Task brief:
Transcribe the whole listing without a single picture.

=== Working data ===

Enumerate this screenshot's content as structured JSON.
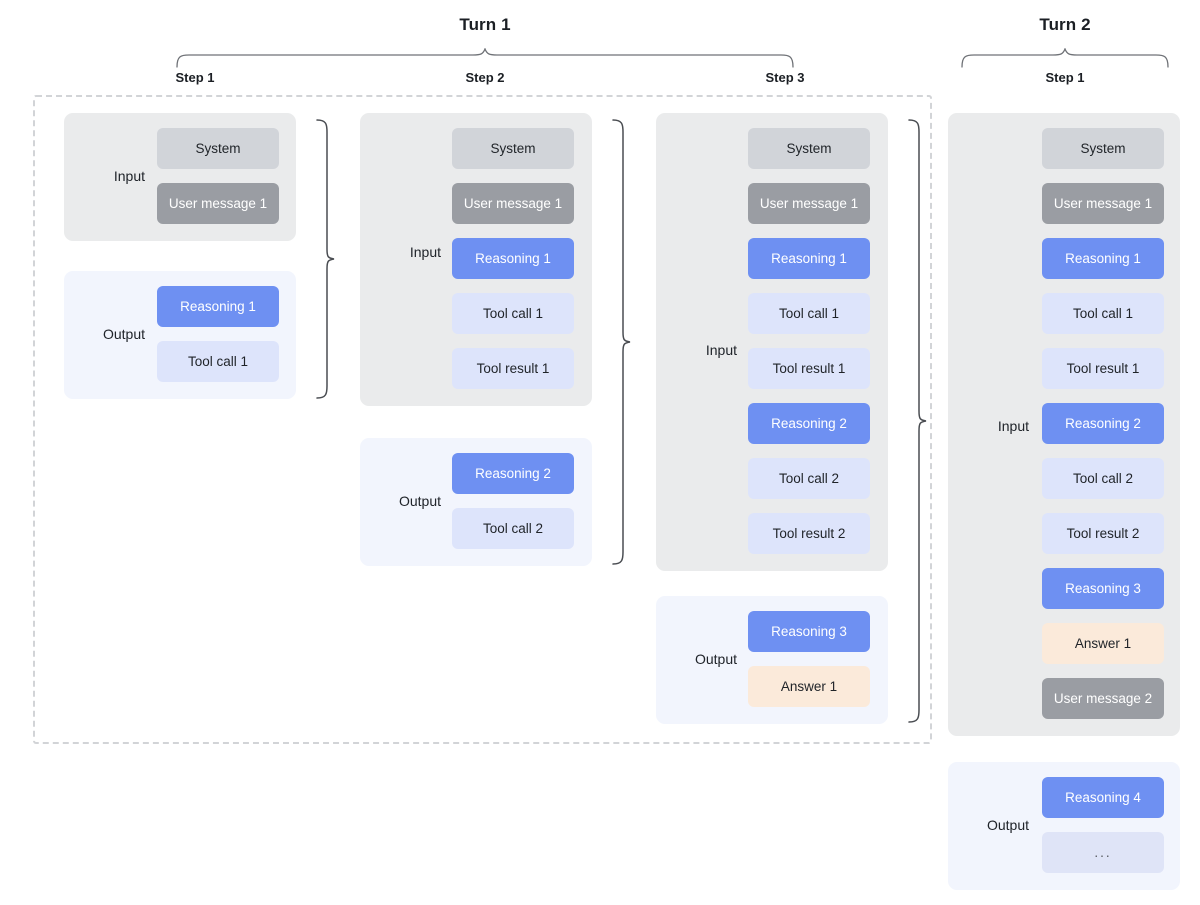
{
  "diagram": {
    "title_turn_1": "Turn 1",
    "title_turn_2": "Turn 2",
    "label_input": "Input",
    "label_output": "Output"
  },
  "turns": [
    {
      "name": "Turn 1",
      "steps": [
        {
          "label": "Step 1",
          "input": {
            "label": "Input",
            "items": [
              {
                "text": "System",
                "kind": "system"
              },
              {
                "text": "User message 1",
                "kind": "user"
              }
            ]
          },
          "output": {
            "label": "Output",
            "items": [
              {
                "text": "Reasoning 1",
                "kind": "reasoning"
              },
              {
                "text": "Tool call 1",
                "kind": "tool"
              }
            ]
          }
        },
        {
          "label": "Step 2",
          "input": {
            "label": "Input",
            "items": [
              {
                "text": "System",
                "kind": "system"
              },
              {
                "text": "User message 1",
                "kind": "user"
              },
              {
                "text": "Reasoning 1",
                "kind": "reasoning"
              },
              {
                "text": "Tool call 1",
                "kind": "tool"
              },
              {
                "text": "Tool result 1",
                "kind": "tool"
              }
            ]
          },
          "output": {
            "label": "Output",
            "items": [
              {
                "text": "Reasoning 2",
                "kind": "reasoning"
              },
              {
                "text": "Tool call 2",
                "kind": "tool"
              }
            ]
          }
        },
        {
          "label": "Step 3",
          "input": {
            "label": "Input",
            "items": [
              {
                "text": "System",
                "kind": "system"
              },
              {
                "text": "User message 1",
                "kind": "user"
              },
              {
                "text": "Reasoning 1",
                "kind": "reasoning"
              },
              {
                "text": "Tool call 1",
                "kind": "tool"
              },
              {
                "text": "Tool result 1",
                "kind": "tool"
              },
              {
                "text": "Reasoning 2",
                "kind": "reasoning"
              },
              {
                "text": "Tool call 2",
                "kind": "tool"
              },
              {
                "text": "Tool result 2",
                "kind": "tool"
              }
            ]
          },
          "output": {
            "label": "Output",
            "items": [
              {
                "text": "Reasoning 3",
                "kind": "reasoning"
              },
              {
                "text": "Answer 1",
                "kind": "answer"
              }
            ]
          }
        }
      ]
    },
    {
      "name": "Turn 2",
      "steps": [
        {
          "label": "Step 1",
          "input": {
            "label": "Input",
            "items": [
              {
                "text": "System",
                "kind": "system"
              },
              {
                "text": "User message 1",
                "kind": "user"
              },
              {
                "text": "Reasoning 1",
                "kind": "reasoning"
              },
              {
                "text": "Tool call 1",
                "kind": "tool"
              },
              {
                "text": "Tool result 1",
                "kind": "tool"
              },
              {
                "text": "Reasoning 2",
                "kind": "reasoning"
              },
              {
                "text": "Tool call 2",
                "kind": "tool"
              },
              {
                "text": "Tool result 2",
                "kind": "tool"
              },
              {
                "text": "Reasoning 3",
                "kind": "reasoning"
              },
              {
                "text": "Answer 1",
                "kind": "answer"
              },
              {
                "text": "User message 2",
                "kind": "user"
              }
            ]
          },
          "output": {
            "label": "Output",
            "items": [
              {
                "text": "Reasoning 4",
                "kind": "reasoning"
              },
              {
                "text": "...",
                "kind": "ellipsis"
              }
            ]
          }
        }
      ]
    }
  ],
  "colors": {
    "system": "#d1d4d9",
    "user": "#9a9da3",
    "reasoning": "#6e90f2",
    "tool": "#dde4fb",
    "answer": "#fbeada",
    "input_panel": "#eaebec",
    "output_panel": "#f2f5fd",
    "dashed_border": "#d2d4d7",
    "brace": "#4a4d52"
  }
}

===

The reply:
Enumerate this screenshot's content as structured JSON.
{
  "diagram": {
    "title_turn_1": "Turn 1",
    "title_turn_2": "Turn 2",
    "label_input": "Input",
    "label_output": "Output"
  },
  "turns": [
    {
      "name": "Turn 1",
      "steps": [
        {
          "label": "Step 1",
          "input": {
            "label": "Input",
            "items": [
              {
                "text": "System",
                "kind": "system"
              },
              {
                "text": "User message 1",
                "kind": "user"
              }
            ]
          },
          "output": {
            "label": "Output",
            "items": [
              {
                "text": "Reasoning 1",
                "kind": "reasoning"
              },
              {
                "text": "Tool call 1",
                "kind": "tool"
              }
            ]
          }
        },
        {
          "label": "Step 2",
          "input": {
            "label": "Input",
            "items": [
              {
                "text": "System",
                "kind": "system"
              },
              {
                "text": "User message 1",
                "kind": "user"
              },
              {
                "text": "Reasoning 1",
                "kind": "reasoning"
              },
              {
                "text": "Tool call 1",
                "kind": "tool"
              },
              {
                "text": "Tool result 1",
                "kind": "tool"
              }
            ]
          },
          "output": {
            "label": "Output",
            "items": [
              {
                "text": "Reasoning 2",
                "kind": "reasoning"
              },
              {
                "text": "Tool call 2",
                "kind": "tool"
              }
            ]
          }
        },
        {
          "label": "Step 3",
          "input": {
            "label": "Input",
            "items": [
              {
                "text": "System",
                "kind": "system"
              },
              {
                "text": "User message 1",
                "kind": "user"
              },
              {
                "text": "Reasoning 1",
                "kind": "reasoning"
              },
              {
                "text": "Tool call 1",
                "kind": "tool"
              },
              {
                "text": "Tool result 1",
                "kind": "tool"
              },
              {
                "text": "Reasoning 2",
                "kind": "reasoning"
              },
              {
                "text": "Tool call 2",
                "kind": "tool"
              },
              {
                "text": "Tool result 2",
                "kind": "tool"
              }
            ]
          },
          "output": {
            "label": "Output",
            "items": [
              {
                "text": "Reasoning 3",
                "kind": "reasoning"
              },
              {
                "text": "Answer 1",
                "kind": "answer"
              }
            ]
          }
        }
      ]
    },
    {
      "name": "Turn 2",
      "steps": [
        {
          "label": "Step 1",
          "input": {
            "label": "Input",
            "items": [
              {
                "text": "System",
                "kind": "system"
              },
              {
                "text": "User message 1",
                "kind": "user"
              },
              {
                "text": "Reasoning 1",
                "kind": "reasoning"
              },
              {
                "text": "Tool call 1",
                "kind": "tool"
              },
              {
                "text": "Tool result 1",
                "kind": "tool"
              },
              {
                "text": "Reasoning 2",
                "kind": "reasoning"
              },
              {
                "text": "Tool call 2",
                "kind": "tool"
              },
              {
                "text": "Tool result 2",
                "kind": "tool"
              },
              {
                "text": "Reasoning 3",
                "kind": "reasoning"
              },
              {
                "text": "Answer 1",
                "kind": "answer"
              },
              {
                "text": "User message 2",
                "kind": "user"
              }
            ]
          },
          "output": {
            "label": "Output",
            "items": [
              {
                "text": "Reasoning 4",
                "kind": "reasoning"
              },
              {
                "text": "...",
                "kind": "ellipsis"
              }
            ]
          }
        }
      ]
    }
  ],
  "colors": {
    "system": "#d1d4d9",
    "user": "#9a9da3",
    "reasoning": "#6e90f2",
    "tool": "#dde4fb",
    "answer": "#fbeada",
    "input_panel": "#eaebec",
    "output_panel": "#f2f5fd",
    "dashed_border": "#d2d4d7",
    "brace": "#4a4d52"
  }
}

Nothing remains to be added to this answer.